*DESCRIPTION OF THE TASK*
Your task is to copy every line of the records below that contains "moments".

--- BEGIN DATASET ROWS ---

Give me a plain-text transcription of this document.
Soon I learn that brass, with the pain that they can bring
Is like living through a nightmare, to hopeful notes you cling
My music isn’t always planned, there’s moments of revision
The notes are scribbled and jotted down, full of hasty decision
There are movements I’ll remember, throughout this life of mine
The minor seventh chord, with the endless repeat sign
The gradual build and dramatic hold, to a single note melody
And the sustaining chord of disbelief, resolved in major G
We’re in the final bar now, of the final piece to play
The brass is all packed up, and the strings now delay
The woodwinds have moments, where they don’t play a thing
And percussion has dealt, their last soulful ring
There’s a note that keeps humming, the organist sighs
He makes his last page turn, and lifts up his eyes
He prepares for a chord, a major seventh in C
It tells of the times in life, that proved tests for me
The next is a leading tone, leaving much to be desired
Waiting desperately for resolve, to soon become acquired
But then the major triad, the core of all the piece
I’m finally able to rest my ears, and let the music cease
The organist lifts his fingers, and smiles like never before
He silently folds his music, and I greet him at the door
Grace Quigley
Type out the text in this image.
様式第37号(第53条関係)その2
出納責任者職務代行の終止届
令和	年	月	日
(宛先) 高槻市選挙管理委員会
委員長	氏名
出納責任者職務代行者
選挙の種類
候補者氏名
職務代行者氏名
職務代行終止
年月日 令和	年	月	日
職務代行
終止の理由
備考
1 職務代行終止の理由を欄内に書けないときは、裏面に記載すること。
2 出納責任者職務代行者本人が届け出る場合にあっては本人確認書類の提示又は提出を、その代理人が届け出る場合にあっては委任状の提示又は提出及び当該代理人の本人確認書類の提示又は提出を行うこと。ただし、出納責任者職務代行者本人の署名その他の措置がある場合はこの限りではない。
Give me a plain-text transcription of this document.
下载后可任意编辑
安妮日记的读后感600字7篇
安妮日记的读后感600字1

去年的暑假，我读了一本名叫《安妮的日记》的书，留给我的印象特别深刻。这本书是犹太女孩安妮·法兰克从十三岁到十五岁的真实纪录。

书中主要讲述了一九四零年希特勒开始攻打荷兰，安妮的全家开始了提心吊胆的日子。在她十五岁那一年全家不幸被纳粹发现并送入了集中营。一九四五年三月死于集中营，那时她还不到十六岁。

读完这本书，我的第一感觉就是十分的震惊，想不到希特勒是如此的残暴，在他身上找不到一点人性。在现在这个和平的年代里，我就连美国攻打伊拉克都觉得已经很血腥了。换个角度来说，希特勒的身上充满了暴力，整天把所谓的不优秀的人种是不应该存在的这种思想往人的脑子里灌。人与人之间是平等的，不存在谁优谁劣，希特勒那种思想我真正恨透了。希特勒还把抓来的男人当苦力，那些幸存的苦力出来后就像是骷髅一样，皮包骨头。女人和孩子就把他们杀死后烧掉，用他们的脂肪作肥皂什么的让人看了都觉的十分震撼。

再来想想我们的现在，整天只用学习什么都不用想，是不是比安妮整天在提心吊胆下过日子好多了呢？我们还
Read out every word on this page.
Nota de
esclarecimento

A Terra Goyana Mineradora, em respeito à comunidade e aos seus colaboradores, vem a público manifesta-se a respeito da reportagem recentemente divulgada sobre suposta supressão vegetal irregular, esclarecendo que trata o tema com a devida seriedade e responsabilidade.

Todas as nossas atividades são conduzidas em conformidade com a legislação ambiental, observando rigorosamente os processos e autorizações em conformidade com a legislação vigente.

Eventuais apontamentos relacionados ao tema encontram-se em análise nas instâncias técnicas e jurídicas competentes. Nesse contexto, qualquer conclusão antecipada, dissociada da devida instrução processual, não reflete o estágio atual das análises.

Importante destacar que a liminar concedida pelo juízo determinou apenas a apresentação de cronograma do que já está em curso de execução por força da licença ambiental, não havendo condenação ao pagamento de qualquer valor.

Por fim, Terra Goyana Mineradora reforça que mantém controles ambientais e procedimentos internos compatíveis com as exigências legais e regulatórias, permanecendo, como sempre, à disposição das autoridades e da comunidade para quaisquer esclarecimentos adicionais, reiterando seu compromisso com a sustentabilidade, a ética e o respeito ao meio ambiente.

--- END DATASET ROWS ---

*OUTPUT*
My music isn’t always planned, there’s moments of revision
The woodwinds have moments, where they don’t play a thing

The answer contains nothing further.